GIVEN RECORDS
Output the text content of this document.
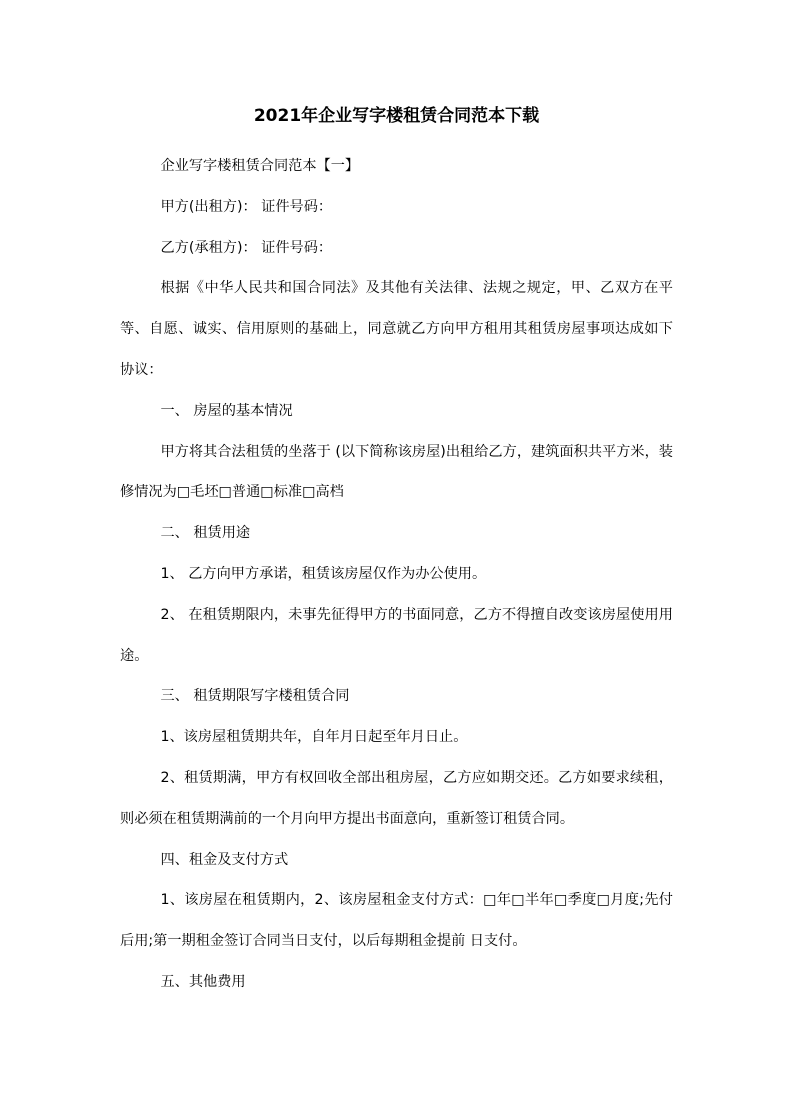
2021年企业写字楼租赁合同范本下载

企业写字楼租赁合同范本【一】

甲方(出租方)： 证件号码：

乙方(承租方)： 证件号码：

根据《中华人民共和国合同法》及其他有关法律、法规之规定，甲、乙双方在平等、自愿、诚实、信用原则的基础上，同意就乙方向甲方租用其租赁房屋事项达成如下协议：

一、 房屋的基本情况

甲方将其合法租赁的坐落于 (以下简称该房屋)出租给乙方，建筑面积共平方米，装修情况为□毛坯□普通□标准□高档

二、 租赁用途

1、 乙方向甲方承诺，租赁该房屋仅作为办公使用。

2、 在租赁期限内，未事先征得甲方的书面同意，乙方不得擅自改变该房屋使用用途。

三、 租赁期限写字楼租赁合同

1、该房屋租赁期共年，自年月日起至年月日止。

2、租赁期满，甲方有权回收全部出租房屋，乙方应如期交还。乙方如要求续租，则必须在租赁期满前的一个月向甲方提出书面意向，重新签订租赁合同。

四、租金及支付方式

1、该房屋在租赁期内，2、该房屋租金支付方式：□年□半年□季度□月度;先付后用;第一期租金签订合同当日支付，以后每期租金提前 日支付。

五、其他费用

WHAT IS NEEDED
Transcribe every entry above exactly. Omit all pictures.

FINAL RESULT
Output the text content of this document.
2021年企业写字楼租赁合同范本下载

企业写字楼租赁合同范本【一】

甲方(出租方)： 证件号码：

乙方(承租方)： 证件号码：

根据《中华人民共和国合同法》及其他有关法律、法规之规定，甲、乙双方在平等、自愿、诚实、信用原则的基础上，同意就乙方向甲方租用其租赁房屋事项达成如下协议：

一、 房屋的基本情况

甲方将其合法租赁的坐落于 (以下简称该房屋)出租给乙方，建筑面积共平方米，装修情况为□毛坯□普通□标准□高档

二、 租赁用途

1、 乙方向甲方承诺，租赁该房屋仅作为办公使用。

2、 在租赁期限内，未事先征得甲方的书面同意，乙方不得擅自改变该房屋使用用途。

三、 租赁期限写字楼租赁合同

1、该房屋租赁期共年，自年月日起至年月日止。

2、租赁期满，甲方有权回收全部出租房屋，乙方应如期交还。乙方如要求续租，则必须在租赁期满前的一个月向甲方提出书面意向，重新签订租赁合同。

四、租金及支付方式

1、该房屋在租赁期内，2、该房屋租金支付方式：□年□半年□季度□月度;先付后用;第一期租金签订合同当日支付，以后每期租金提前 日支付。

五、其他费用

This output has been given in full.